WORK REQUIRED: Reproduce the records word for word, from the line with "staticText: − — [97, 188, 107, 210]" through the line with "staticText: 2 — [55, 185, 61, 200]", including both of those lines.

* Begin DATA EXCERPTS *

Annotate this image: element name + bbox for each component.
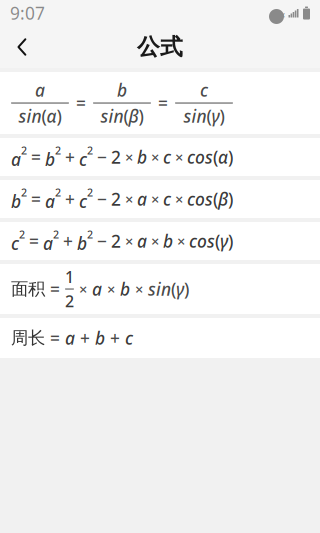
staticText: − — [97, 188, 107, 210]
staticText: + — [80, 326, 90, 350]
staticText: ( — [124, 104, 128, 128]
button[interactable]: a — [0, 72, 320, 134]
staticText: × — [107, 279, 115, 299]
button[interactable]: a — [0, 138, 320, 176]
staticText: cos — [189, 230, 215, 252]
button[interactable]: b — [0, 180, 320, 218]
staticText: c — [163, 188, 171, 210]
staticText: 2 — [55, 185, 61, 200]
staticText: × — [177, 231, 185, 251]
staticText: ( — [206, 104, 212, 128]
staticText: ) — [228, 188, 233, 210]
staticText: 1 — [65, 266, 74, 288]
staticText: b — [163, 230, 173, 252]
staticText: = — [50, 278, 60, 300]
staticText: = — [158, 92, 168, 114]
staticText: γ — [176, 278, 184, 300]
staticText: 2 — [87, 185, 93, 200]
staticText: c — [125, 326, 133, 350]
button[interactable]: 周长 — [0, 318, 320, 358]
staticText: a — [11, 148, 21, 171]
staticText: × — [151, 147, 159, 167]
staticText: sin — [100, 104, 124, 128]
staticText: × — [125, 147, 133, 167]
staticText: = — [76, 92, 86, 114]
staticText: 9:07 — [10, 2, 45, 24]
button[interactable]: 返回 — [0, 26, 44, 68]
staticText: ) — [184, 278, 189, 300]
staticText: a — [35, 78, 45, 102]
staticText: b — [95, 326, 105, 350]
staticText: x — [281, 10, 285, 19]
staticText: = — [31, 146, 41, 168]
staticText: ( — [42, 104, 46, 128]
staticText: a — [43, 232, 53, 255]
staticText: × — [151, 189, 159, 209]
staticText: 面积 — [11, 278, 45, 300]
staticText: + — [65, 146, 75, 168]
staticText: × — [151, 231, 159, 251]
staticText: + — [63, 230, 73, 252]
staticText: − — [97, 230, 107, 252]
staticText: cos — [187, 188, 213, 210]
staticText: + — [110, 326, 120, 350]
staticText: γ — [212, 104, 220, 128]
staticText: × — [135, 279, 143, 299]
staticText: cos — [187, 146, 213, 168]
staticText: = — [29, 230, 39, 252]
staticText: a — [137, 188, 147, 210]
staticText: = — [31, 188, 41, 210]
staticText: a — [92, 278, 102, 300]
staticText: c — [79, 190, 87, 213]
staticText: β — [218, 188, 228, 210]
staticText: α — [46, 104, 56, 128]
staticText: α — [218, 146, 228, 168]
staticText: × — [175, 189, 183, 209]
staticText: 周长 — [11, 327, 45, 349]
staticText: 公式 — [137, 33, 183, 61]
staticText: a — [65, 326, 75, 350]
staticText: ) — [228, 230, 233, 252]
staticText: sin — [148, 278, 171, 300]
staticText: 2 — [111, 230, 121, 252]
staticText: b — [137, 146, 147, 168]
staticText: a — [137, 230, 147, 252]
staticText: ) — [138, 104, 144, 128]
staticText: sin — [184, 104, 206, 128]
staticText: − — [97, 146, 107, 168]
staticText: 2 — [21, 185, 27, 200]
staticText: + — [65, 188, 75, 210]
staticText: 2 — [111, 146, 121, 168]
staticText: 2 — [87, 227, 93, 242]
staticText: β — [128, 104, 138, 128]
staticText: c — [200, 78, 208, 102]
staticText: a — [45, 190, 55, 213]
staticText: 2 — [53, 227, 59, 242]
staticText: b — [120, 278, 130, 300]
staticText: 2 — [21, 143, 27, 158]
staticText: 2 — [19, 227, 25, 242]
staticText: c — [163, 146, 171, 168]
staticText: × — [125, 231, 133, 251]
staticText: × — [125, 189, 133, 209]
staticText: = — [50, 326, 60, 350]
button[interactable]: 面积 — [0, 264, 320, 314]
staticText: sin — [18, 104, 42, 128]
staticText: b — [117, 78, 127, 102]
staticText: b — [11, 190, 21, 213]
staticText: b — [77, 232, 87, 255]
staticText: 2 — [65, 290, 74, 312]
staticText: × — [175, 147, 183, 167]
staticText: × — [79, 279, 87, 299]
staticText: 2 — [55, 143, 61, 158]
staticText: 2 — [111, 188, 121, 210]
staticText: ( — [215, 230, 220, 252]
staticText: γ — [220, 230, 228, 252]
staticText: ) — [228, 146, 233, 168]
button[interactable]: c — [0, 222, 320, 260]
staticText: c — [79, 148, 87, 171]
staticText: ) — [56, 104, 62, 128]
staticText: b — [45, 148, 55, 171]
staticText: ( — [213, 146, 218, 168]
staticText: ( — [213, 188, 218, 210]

* End DATA EXCERPTS *

EXERCISE RESULT:
staticText: − — [97, 188, 107, 210]
staticText: + — [80, 326, 90, 350]
staticText: ( — [124, 104, 128, 128]
button[interactable]: a — [0, 72, 320, 134]
staticText: × — [107, 279, 115, 299]
button[interactable]: a — [0, 138, 320, 176]
staticText: cos — [189, 230, 215, 252]
button[interactable]: b — [0, 180, 320, 218]
staticText: c — [163, 188, 171, 210]
staticText: 2 — [55, 185, 61, 200]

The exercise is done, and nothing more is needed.